● Supplied records:
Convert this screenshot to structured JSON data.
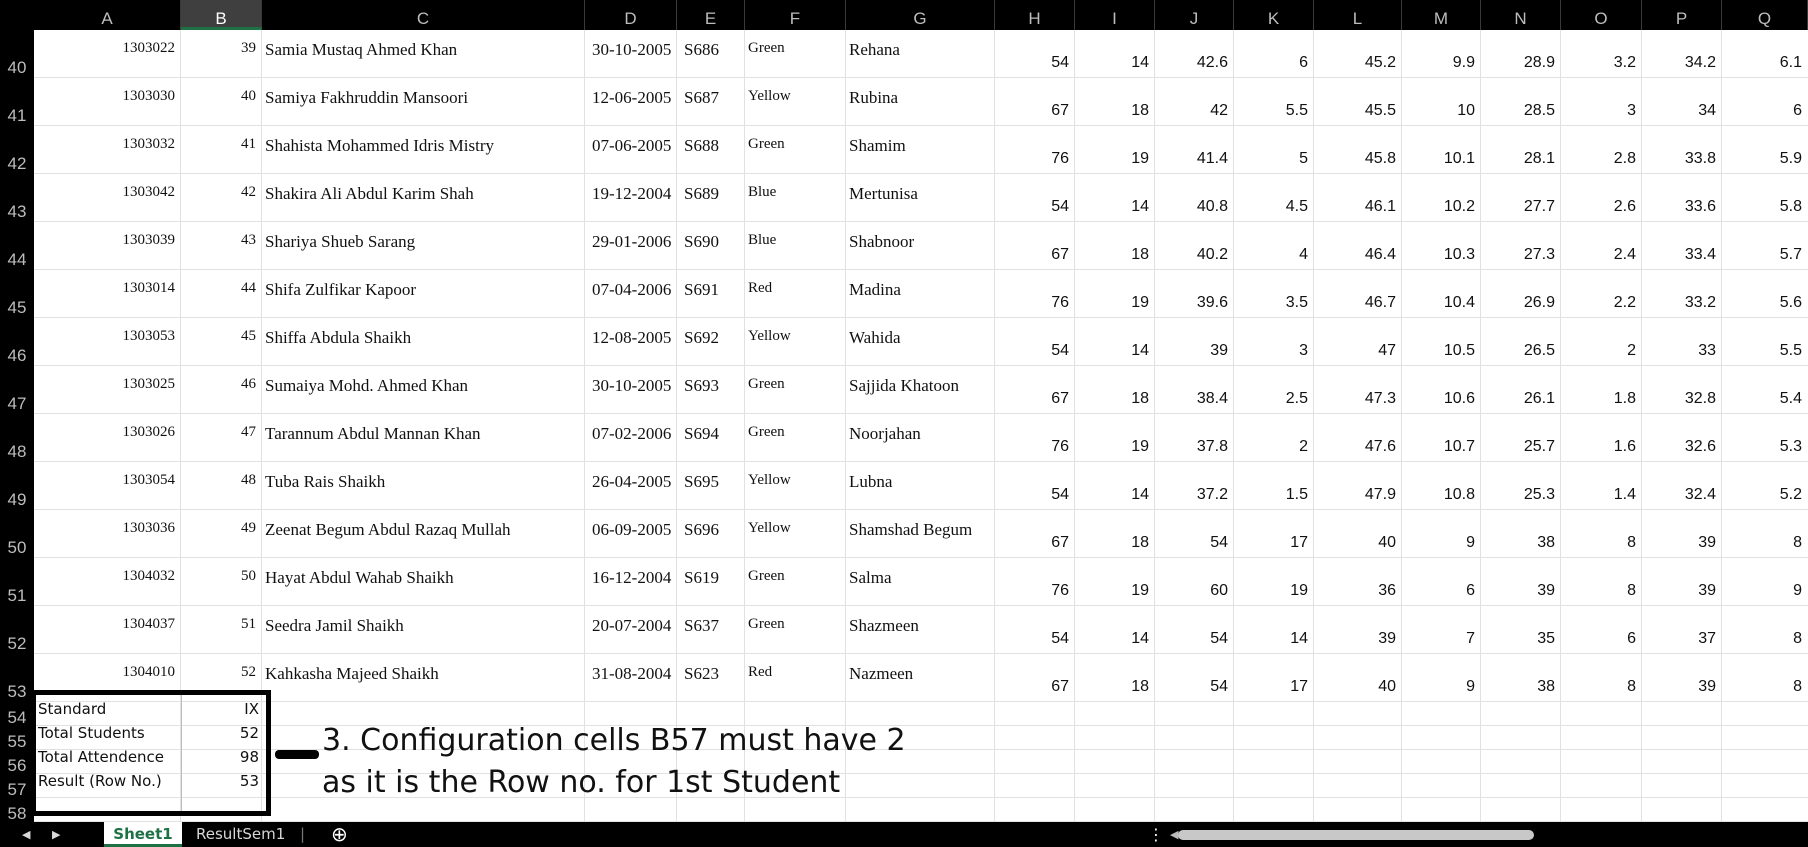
{
  "columns": [
    "A",
    "B",
    "C",
    "D",
    "E",
    "F",
    "G",
    "H",
    "I",
    "J",
    "K",
    "L",
    "M",
    "N",
    "O",
    "P",
    "Q"
  ],
  "selected_column": "B",
  "row_numbers": [
    40,
    41,
    42,
    43,
    44,
    45,
    46,
    47,
    48,
    49,
    50,
    51,
    52,
    53,
    54,
    55,
    56,
    57,
    58
  ],
  "rows": [
    [
      "1303022",
      "39",
      "Samia Mustaq Ahmed Khan",
      "30-10-2005",
      "S686",
      "Green",
      "Rehana",
      "54",
      "14",
      "42.6",
      "6",
      "45.2",
      "9.9",
      "28.9",
      "3.2",
      "34.2",
      "6.1"
    ],
    [
      "1303030",
      "40",
      "Samiya Fakhruddin Mansoori",
      "12-06-2005",
      "S687",
      "Yellow",
      "Rubina",
      "67",
      "18",
      "42",
      "5.5",
      "45.5",
      "10",
      "28.5",
      "3",
      "34",
      "6"
    ],
    [
      "1303032",
      "41",
      "Shahista Mohammed Idris Mistry",
      "07-06-2005",
      "S688",
      "Green",
      "Shamim",
      "76",
      "19",
      "41.4",
      "5",
      "45.8",
      "10.1",
      "28.1",
      "2.8",
      "33.8",
      "5.9"
    ],
    [
      "1303042",
      "42",
      "Shakira Ali Abdul Karim Shah",
      "19-12-2004",
      "S689",
      "Blue",
      "Mertunisa",
      "54",
      "14",
      "40.8",
      "4.5",
      "46.1",
      "10.2",
      "27.7",
      "2.6",
      "33.6",
      "5.8"
    ],
    [
      "1303039",
      "43",
      "Shariya Shueb Sarang",
      "29-01-2006",
      "S690",
      "Blue",
      "Shabnoor",
      "67",
      "18",
      "40.2",
      "4",
      "46.4",
      "10.3",
      "27.3",
      "2.4",
      "33.4",
      "5.7"
    ],
    [
      "1303014",
      "44",
      "Shifa Zulfikar Kapoor",
      "07-04-2006",
      "S691",
      "Red",
      "Madina",
      "76",
      "19",
      "39.6",
      "3.5",
      "46.7",
      "10.4",
      "26.9",
      "2.2",
      "33.2",
      "5.6"
    ],
    [
      "1303053",
      "45",
      "Shiffa Abdula Shaikh",
      "12-08-2005",
      "S692",
      "Yellow",
      "Wahida",
      "54",
      "14",
      "39",
      "3",
      "47",
      "10.5",
      "26.5",
      "2",
      "33",
      "5.5"
    ],
    [
      "1303025",
      "46",
      "Sumaiya Mohd. Ahmed Khan",
      "30-10-2005",
      "S693",
      "Green",
      "Sajjida Khatoon",
      "67",
      "18",
      "38.4",
      "2.5",
      "47.3",
      "10.6",
      "26.1",
      "1.8",
      "32.8",
      "5.4"
    ],
    [
      "1303026",
      "47",
      "Tarannum Abdul Mannan Khan",
      "07-02-2006",
      "S694",
      "Green",
      "Noorjahan",
      "76",
      "19",
      "37.8",
      "2",
      "47.6",
      "10.7",
      "25.7",
      "1.6",
      "32.6",
      "5.3"
    ],
    [
      "1303054",
      "48",
      "Tuba Rais Shaikh",
      "26-04-2005",
      "S695",
      "Yellow",
      "Lubna",
      "54",
      "14",
      "37.2",
      "1.5",
      "47.9",
      "10.8",
      "25.3",
      "1.4",
      "32.4",
      "5.2"
    ],
    [
      "1303036",
      "49",
      "Zeenat Begum Abdul Razaq Mullah",
      "06-09-2005",
      "S696",
      "Yellow",
      "Shamshad Begum",
      "67",
      "18",
      "54",
      "17",
      "40",
      "9",
      "38",
      "8",
      "39",
      "8"
    ],
    [
      "1304032",
      "50",
      "Hayat Abdul Wahab Shaikh",
      "16-12-2004",
      "S619",
      "Green",
      "Salma",
      "76",
      "19",
      "60",
      "19",
      "36",
      "6",
      "39",
      "8",
      "39",
      "9"
    ],
    [
      "1304037",
      "51",
      "Seedra Jamil Shaikh",
      "20-07-2004",
      "S637",
      "Green",
      "Shazmeen",
      "54",
      "14",
      "54",
      "14",
      "39",
      "7",
      "35",
      "6",
      "37",
      "8"
    ],
    [
      "1304010",
      "52",
      "Kahkasha Majeed Shaikh",
      "31-08-2004",
      "S623",
      "Red",
      "Nazmeen",
      "67",
      "18",
      "54",
      "17",
      "40",
      "9",
      "38",
      "8",
      "39",
      "8"
    ]
  ],
  "config": [
    {
      "label": "Standard",
      "value": "IX"
    },
    {
      "label": "Total Students",
      "value": "52"
    },
    {
      "label": "Total Attendence",
      "value": "98"
    },
    {
      "label": "Result (Row No.)",
      "value": "53"
    }
  ],
  "annotation": {
    "line1": "3. Configuration cells B57 must have 2",
    "line2": "as it is the Row no. for 1st Student"
  },
  "sheet_tabs": [
    {
      "label": "Sheet1",
      "active": true
    },
    {
      "label": "ResultSem1",
      "active": false
    }
  ],
  "nav": {
    "prev": "◀",
    "next": "▶",
    "add": "⊕",
    "more": "⋮",
    "scroll_left": "◀"
  }
}
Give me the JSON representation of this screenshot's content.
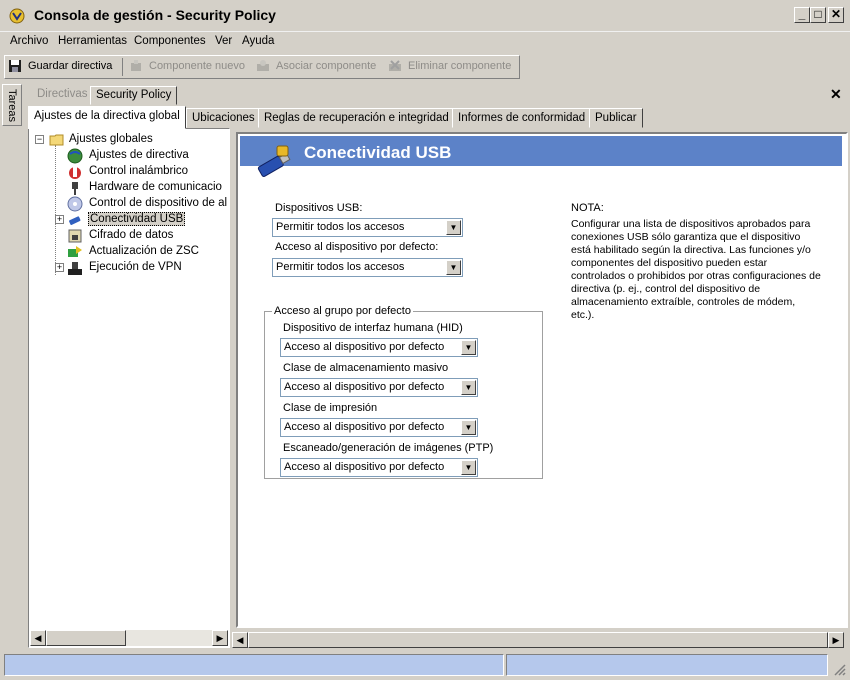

● Work instruction: Write the data out again exactly, but without its images.

● Reply to the task:
Convert this screenshot to structured JSON data.
{
  "columns": [
    "A",
    "B",
    "C",
    "D",
    "E",
    "F",
    "G",
    "H",
    "I",
    "J",
    "K",
    "L",
    "M",
    "N",
    "O",
    "P",
    "Q"
  ],
  "selected_column": "B",
  "row_numbers": [
    40,
    41,
    42,
    43,
    44,
    45,
    46,
    47,
    48,
    49,
    50,
    51,
    52,
    53,
    54,
    55,
    56,
    57,
    58
  ],
  "rows": [
    [
      "1303022",
      "39",
      "Samia Mustaq Ahmed Khan",
      "30-10-2005",
      "S686",
      "Green",
      "Rehana",
      "54",
      "14",
      "42.6",
      "6",
      "45.2",
      "9.9",
      "28.9",
      "3.2",
      "34.2",
      "6.1"
    ],
    [
      "1303030",
      "40",
      "Samiya Fakhruddin Mansoori",
      "12-06-2005",
      "S687",
      "Yellow",
      "Rubina",
      "67",
      "18",
      "42",
      "5.5",
      "45.5",
      "10",
      "28.5",
      "3",
      "34",
      "6"
    ],
    [
      "1303032",
      "41",
      "Shahista Mohammed Idris Mistry",
      "07-06-2005",
      "S688",
      "Green",
      "Shamim",
      "76",
      "19",
      "41.4",
      "5",
      "45.8",
      "10.1",
      "28.1",
      "2.8",
      "33.8",
      "5.9"
    ],
    [
      "1303042",
      "42",
      "Shakira Ali Abdul Karim Shah",
      "19-12-2004",
      "S689",
      "Blue",
      "Mertunisa",
      "54",
      "14",
      "40.8",
      "4.5",
      "46.1",
      "10.2",
      "27.7",
      "2.6",
      "33.6",
      "5.8"
    ],
    [
      "1303039",
      "43",
      "Shariya Shueb Sarang",
      "29-01-2006",
      "S690",
      "Blue",
      "Shabnoor",
      "67",
      "18",
      "40.2",
      "4",
      "46.4",
      "10.3",
      "27.3",
      "2.4",
      "33.4",
      "5.7"
    ],
    [
      "1303014",
      "44",
      "Shifa Zulfikar Kapoor",
      "07-04-2006",
      "S691",
      "Red",
      "Madina",
      "76",
      "19",
      "39.6",
      "3.5",
      "46.7",
      "10.4",
      "26.9",
      "2.2",
      "33.2",
      "5.6"
    ],
    [
      "1303053",
      "45",
      "Shiffa Abdula Shaikh",
      "12-08-2005",
      "S692",
      "Yellow",
      "Wahida",
      "54",
      "14",
      "39",
      "3",
      "47",
      "10.5",
      "26.5",
      "2",
      "33",
      "5.5"
    ],
    [
      "1303025",
      "46",
      "Sumaiya Mohd. Ahmed Khan",
      "30-10-2005",
      "S693",
      "Green",
      "Sajjida Khatoon",
      "67",
      "18",
      "38.4",
      "2.5",
      "47.3",
      "10.6",
      "26.1",
      "1.8",
      "32.8",
      "5.4"
    ],
    [
      "1303026",
      "47",
      "Tarannum Abdul Mannan Khan",
      "07-02-2006",
      "S694",
      "Green",
      "Noorjahan",
      "76",
      "19",
      "37.8",
      "2",
      "47.6",
      "10.7",
      "25.7",
      "1.6",
      "32.6",
      "5.3"
    ],
    [
      "1303054",
      "48",
      "Tuba Rais Shaikh",
      "26-04-2005",
      "S695",
      "Yellow",
      "Lubna",
      "54",
      "14",
      "37.2",
      "1.5",
      "47.9",
      "10.8",
      "25.3",
      "1.4",
      "32.4",
      "5.2"
    ],
    [
      "1303036",
      "49",
      "Zeenat Begum Abdul Razaq Mullah",
      "06-09-2005",
      "S696",
      "Yellow",
      "Shamshad Begum",
      "67",
      "18",
      "54",
      "17",
      "40",
      "9",
      "38",
      "8",
      "39",
      "8"
    ],
    [
      "1304032",
      "50",
      "Hayat Abdul Wahab Shaikh",
      "16-12-2004",
      "S619",
      "Green",
      "Salma",
      "76",
      "19",
      "60",
      "19",
      "36",
      "6",
      "39",
      "8",
      "39",
      "9"
    ],
    [
      "1304037",
      "51",
      "Seedra Jamil Shaikh",
      "20-07-2004",
      "S637",
      "Green",
      "Shazmeen",
      "54",
      "14",
      "54",
      "14",
      "39",
      "7",
      "35",
      "6",
      "37",
      "8"
    ],
    [
      "1304010",
      "52",
      "Kahkasha Majeed Shaikh",
      "31-08-2004",
      "S623",
      "Red",
      "Nazmeen",
      "67",
      "18",
      "54",
      "17",
      "40",
      "9",
      "38",
      "8",
      "39",
      "8"
    ]
  ],
  "config": [
    {
      "label": "Standard",
      "value": "IX"
    },
    {
      "label": "Total Students",
      "value": "52"
    },
    {
      "label": "Total Attendence",
      "value": "98"
    },
    {
      "label": "Result (Row No.)",
      "value": "53"
    }
  ],
  "annotation": {
    "line1": "3. Configuration cells B57 must have 2",
    "line2": "as it is the Row no. for 1st Student"
  },
  "sheet_tabs": [
    {
      "label": "Sheet1",
      "active": true
    },
    {
      "label": "ResultSem1",
      "active": false
    }
  ],
  "nav": {
    "prev": "◀",
    "next": "▶",
    "add": "⊕",
    "more": "⋮",
    "scroll_left": "◀"
  }
}
Give me the JSON representation of this screenshot's content.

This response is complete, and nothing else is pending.